— Start of Given data —
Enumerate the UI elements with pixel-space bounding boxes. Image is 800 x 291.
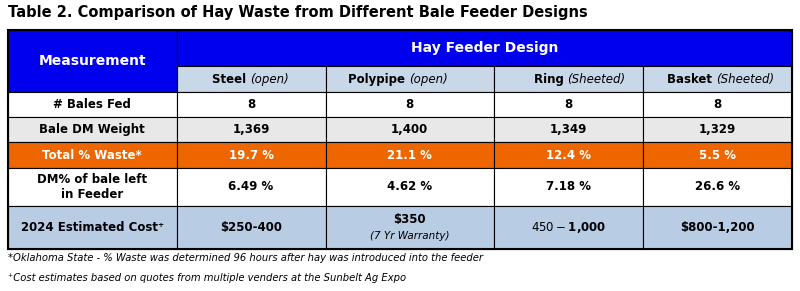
Bar [494, 143, 643, 168]
Text: Hay Feeder Design: Hay Feeder Design [410, 41, 558, 55]
Bar [177, 92, 326, 117]
Text: (open): (open) [409, 72, 447, 86]
Text: Ring: Ring [534, 72, 567, 86]
Text: 4.62 %: 4.62 % [387, 180, 432, 193]
Text: 1,349: 1,349 [550, 123, 587, 136]
Text: Bale DM Weight: Bale DM Weight [39, 123, 145, 136]
Text: Measurement: Measurement [38, 54, 146, 68]
Text: DM% of bale left
in Feeder: DM% of bale left in Feeder [38, 173, 147, 201]
Text: 26.6 %: 26.6 % [695, 180, 740, 193]
Text: *Oklahoma State - % Waste was determined 96 hours after hay was introduced into : *Oklahoma State - % Waste was determined… [8, 253, 483, 263]
Bar [8, 30, 177, 92]
Bar [177, 143, 326, 168]
Bar [326, 168, 494, 206]
Text: 1,369: 1,369 [232, 123, 270, 136]
Bar [326, 143, 494, 168]
Text: $800-1,200: $800-1,200 [680, 221, 755, 234]
Text: 21.1 %: 21.1 % [387, 149, 432, 162]
Text: Total % Waste*: Total % Waste* [42, 149, 142, 162]
Text: Basket: Basket [667, 72, 717, 86]
Text: 6.49 %: 6.49 % [229, 180, 274, 193]
Text: 1,400: 1,400 [391, 123, 429, 136]
Bar [326, 117, 494, 143]
Text: $350: $350 [394, 213, 426, 226]
Text: (7 Yr Warranty): (7 Yr Warranty) [370, 231, 450, 242]
Bar [177, 66, 326, 92]
Text: Steel: Steel [212, 72, 250, 86]
Bar [494, 92, 643, 117]
Bar [177, 206, 326, 249]
Bar [643, 66, 792, 92]
Bar [643, 117, 792, 143]
Text: 12.4 %: 12.4 % [546, 149, 591, 162]
Text: 1,329: 1,329 [699, 123, 736, 136]
Bar [8, 168, 177, 206]
Bar [8, 117, 177, 143]
Text: 2024 Estimated Cost⁺: 2024 Estimated Cost⁺ [21, 221, 164, 234]
Bar [8, 143, 177, 168]
Text: (Sheeted): (Sheeted) [567, 72, 626, 86]
Bar [494, 66, 643, 92]
Bar [643, 168, 792, 206]
Bar [326, 206, 494, 249]
Text: 8: 8 [565, 98, 573, 111]
Text: $450-$1,000: $450-$1,000 [531, 220, 606, 235]
Bar [177, 30, 792, 66]
Bar [643, 92, 792, 117]
Text: 19.7 %: 19.7 % [229, 149, 274, 162]
Text: Table 2. Comparison of Hay Waste from Different Bale Feeder Designs: Table 2. Comparison of Hay Waste from Di… [8, 5, 588, 20]
Bar [177, 168, 326, 206]
Text: Polypipe: Polypipe [348, 72, 409, 86]
Bar [494, 117, 643, 143]
Text: (open): (open) [250, 72, 289, 86]
Text: 5.5 %: 5.5 % [699, 149, 736, 162]
Bar [326, 92, 494, 117]
Text: ⁺Cost estimates based on quotes from multiple venders at the Sunbelt Ag Expo: ⁺Cost estimates based on quotes from mul… [8, 273, 406, 283]
Bar [494, 206, 643, 249]
Bar [8, 30, 792, 249]
Text: 8: 8 [406, 98, 414, 111]
Bar [8, 92, 177, 117]
Text: 8: 8 [247, 98, 255, 111]
Bar [643, 206, 792, 249]
Bar [643, 143, 792, 168]
Text: $250-400: $250-400 [220, 221, 282, 234]
Text: # Bales Fed: # Bales Fed [54, 98, 131, 111]
Bar [326, 66, 494, 92]
Bar [494, 168, 643, 206]
Bar [8, 206, 177, 249]
Bar [177, 117, 326, 143]
Text: (Sheeted): (Sheeted) [717, 72, 774, 86]
Text: 7.18 %: 7.18 % [546, 180, 591, 193]
Text: 8: 8 [714, 98, 722, 111]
— End of Given data —
Objective: Repeat every line of the records above word for word, but leave the pictures out of your answer.

Answer to this task:
Enumerate the UI elements with pixel-space bounding boxes. Image is 800 x 291.
Bar [494, 143, 643, 168]
Text: Hay Feeder Design: Hay Feeder Design [410, 41, 558, 55]
Bar [177, 92, 326, 117]
Text: (open): (open) [409, 72, 447, 86]
Text: Ring: Ring [534, 72, 567, 86]
Text: 4.62 %: 4.62 % [387, 180, 432, 193]
Text: 1,349: 1,349 [550, 123, 587, 136]
Text: Bale DM Weight: Bale DM Weight [39, 123, 145, 136]
Text: Measurement: Measurement [38, 54, 146, 68]
Text: DM% of bale left
in Feeder: DM% of bale left in Feeder [38, 173, 147, 201]
Text: 26.6 %: 26.6 % [695, 180, 740, 193]
Text: *Oklahoma State - % Waste was determined 96 hours after hay was introduced into : *Oklahoma State - % Waste was determined… [8, 253, 483, 263]
Bar [8, 30, 177, 92]
Bar [177, 143, 326, 168]
Bar [326, 168, 494, 206]
Text: 1,369: 1,369 [232, 123, 270, 136]
Bar [326, 143, 494, 168]
Text: $800-1,200: $800-1,200 [680, 221, 755, 234]
Text: 21.1 %: 21.1 % [387, 149, 432, 162]
Text: Total % Waste*: Total % Waste* [42, 149, 142, 162]
Text: Basket: Basket [667, 72, 717, 86]
Text: 6.49 %: 6.49 % [229, 180, 274, 193]
Text: 1,400: 1,400 [391, 123, 429, 136]
Bar [326, 117, 494, 143]
Text: $350: $350 [394, 213, 426, 226]
Text: (7 Yr Warranty): (7 Yr Warranty) [370, 231, 450, 242]
Bar [177, 66, 326, 92]
Text: Steel: Steel [212, 72, 250, 86]
Bar [494, 92, 643, 117]
Bar [177, 206, 326, 249]
Bar [643, 66, 792, 92]
Bar [643, 117, 792, 143]
Text: 12.4 %: 12.4 % [546, 149, 591, 162]
Text: 1,329: 1,329 [699, 123, 736, 136]
Bar [8, 168, 177, 206]
Bar [8, 117, 177, 143]
Text: 2024 Estimated Cost⁺: 2024 Estimated Cost⁺ [21, 221, 164, 234]
Bar [8, 143, 177, 168]
Text: (Sheeted): (Sheeted) [567, 72, 626, 86]
Bar [494, 66, 643, 92]
Bar [643, 168, 792, 206]
Bar [326, 206, 494, 249]
Text: 8: 8 [565, 98, 573, 111]
Text: $450-$1,000: $450-$1,000 [531, 220, 606, 235]
Bar [177, 30, 792, 66]
Bar [643, 92, 792, 117]
Text: 19.7 %: 19.7 % [229, 149, 274, 162]
Text: Table 2. Comparison of Hay Waste from Different Bale Feeder Designs: Table 2. Comparison of Hay Waste from Di… [8, 5, 588, 20]
Bar [177, 168, 326, 206]
Text: Polypipe: Polypipe [348, 72, 409, 86]
Bar [494, 117, 643, 143]
Text: (open): (open) [250, 72, 289, 86]
Text: 5.5 %: 5.5 % [699, 149, 736, 162]
Bar [326, 92, 494, 117]
Text: ⁺Cost estimates based on quotes from multiple venders at the Sunbelt Ag Expo: ⁺Cost estimates based on quotes from mul… [8, 273, 406, 283]
Bar [494, 206, 643, 249]
Bar [8, 30, 792, 249]
Text: 8: 8 [406, 98, 414, 111]
Bar [8, 92, 177, 117]
Text: 8: 8 [247, 98, 255, 111]
Bar [643, 206, 792, 249]
Bar [643, 143, 792, 168]
Text: $250-400: $250-400 [220, 221, 282, 234]
Text: # Bales Fed: # Bales Fed [54, 98, 131, 111]
Bar [326, 66, 494, 92]
Bar [494, 168, 643, 206]
Bar [8, 206, 177, 249]
Bar [177, 117, 326, 143]
Text: (Sheeted): (Sheeted) [717, 72, 774, 86]
Text: 7.18 %: 7.18 % [546, 180, 591, 193]
Text: 8: 8 [714, 98, 722, 111]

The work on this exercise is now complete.